PROMPT: Count how many lines hold the string "structure", and give only that number.

EXTRACTED INFORMATION:
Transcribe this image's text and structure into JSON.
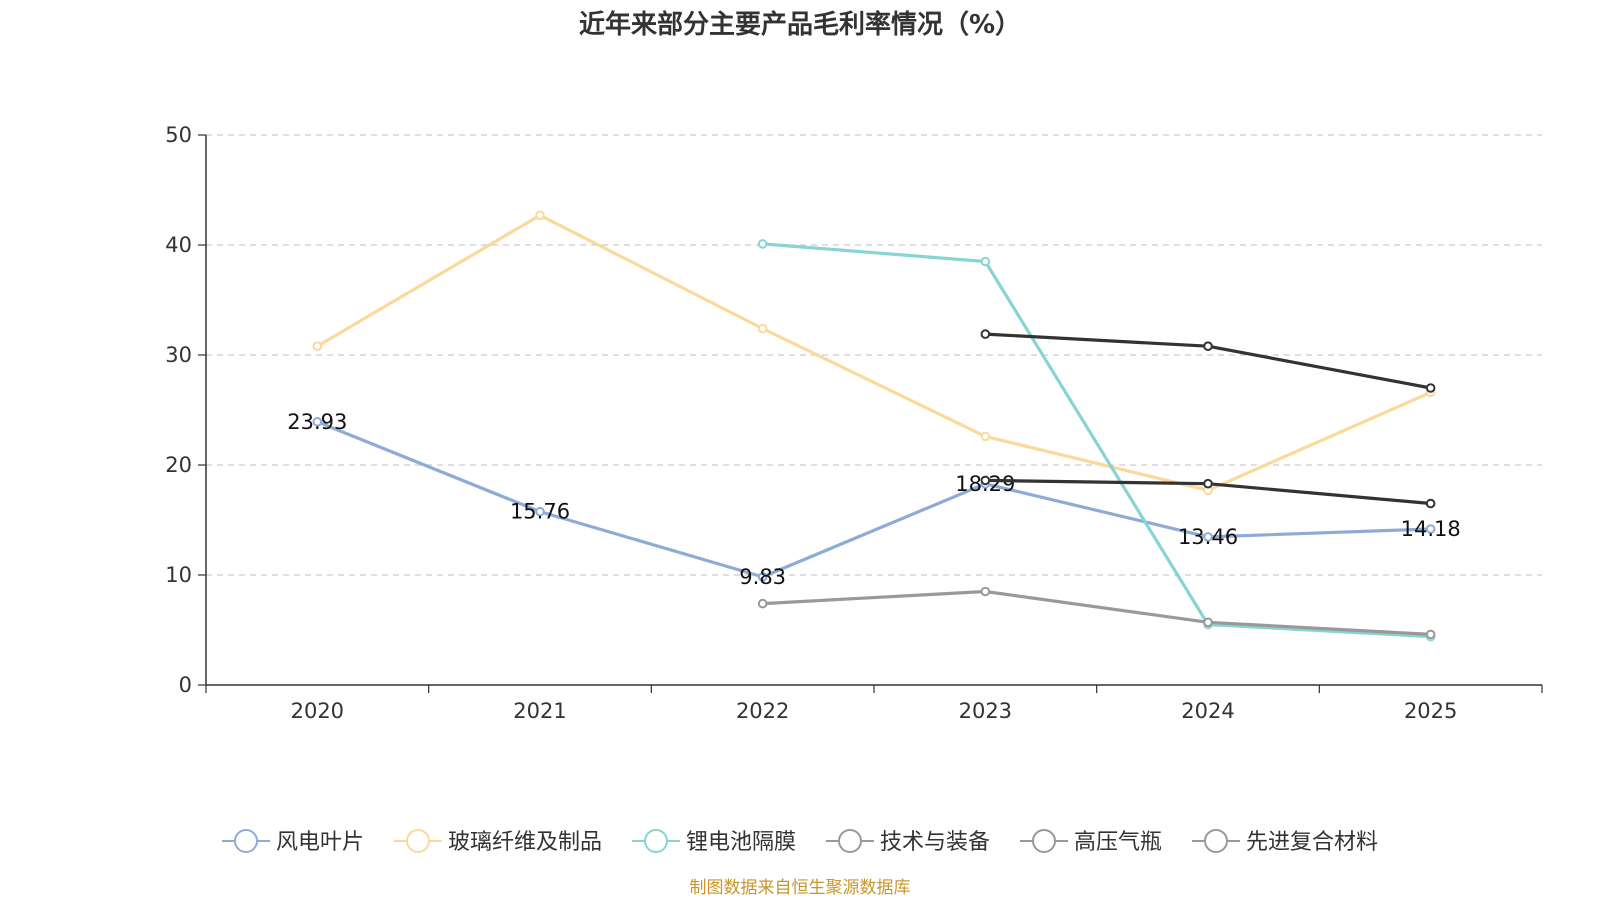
---
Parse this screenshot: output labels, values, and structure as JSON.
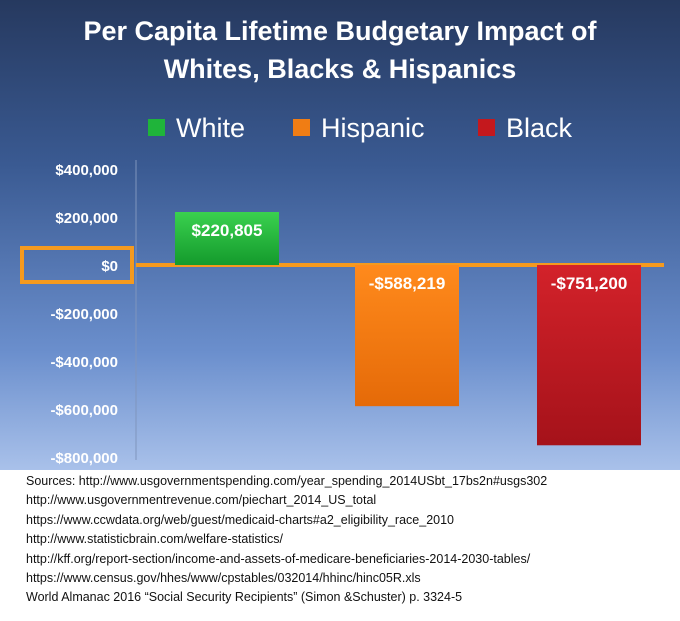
==
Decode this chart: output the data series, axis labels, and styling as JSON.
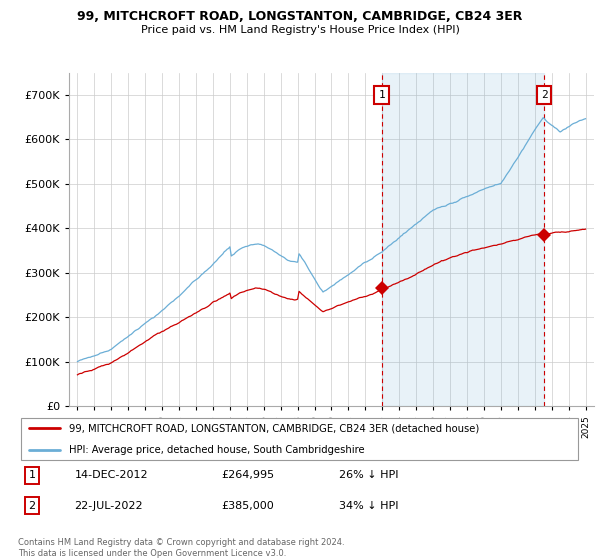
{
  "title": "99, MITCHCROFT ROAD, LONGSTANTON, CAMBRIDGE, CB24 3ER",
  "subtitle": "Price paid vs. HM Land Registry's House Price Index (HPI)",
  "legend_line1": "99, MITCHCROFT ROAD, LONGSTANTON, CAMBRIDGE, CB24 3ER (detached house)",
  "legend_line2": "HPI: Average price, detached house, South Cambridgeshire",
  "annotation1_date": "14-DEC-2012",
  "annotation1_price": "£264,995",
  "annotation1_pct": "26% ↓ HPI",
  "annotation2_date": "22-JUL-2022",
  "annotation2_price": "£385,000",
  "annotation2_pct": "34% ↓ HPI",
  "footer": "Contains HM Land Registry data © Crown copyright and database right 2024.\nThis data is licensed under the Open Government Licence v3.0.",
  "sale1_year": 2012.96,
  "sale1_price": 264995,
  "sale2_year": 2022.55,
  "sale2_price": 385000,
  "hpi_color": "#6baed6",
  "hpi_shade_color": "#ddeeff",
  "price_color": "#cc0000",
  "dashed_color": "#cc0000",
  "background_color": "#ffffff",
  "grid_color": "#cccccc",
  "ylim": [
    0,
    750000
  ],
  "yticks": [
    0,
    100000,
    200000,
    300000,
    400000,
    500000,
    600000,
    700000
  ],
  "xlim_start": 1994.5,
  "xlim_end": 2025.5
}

RESULT FOR THIS EXERCISE: 2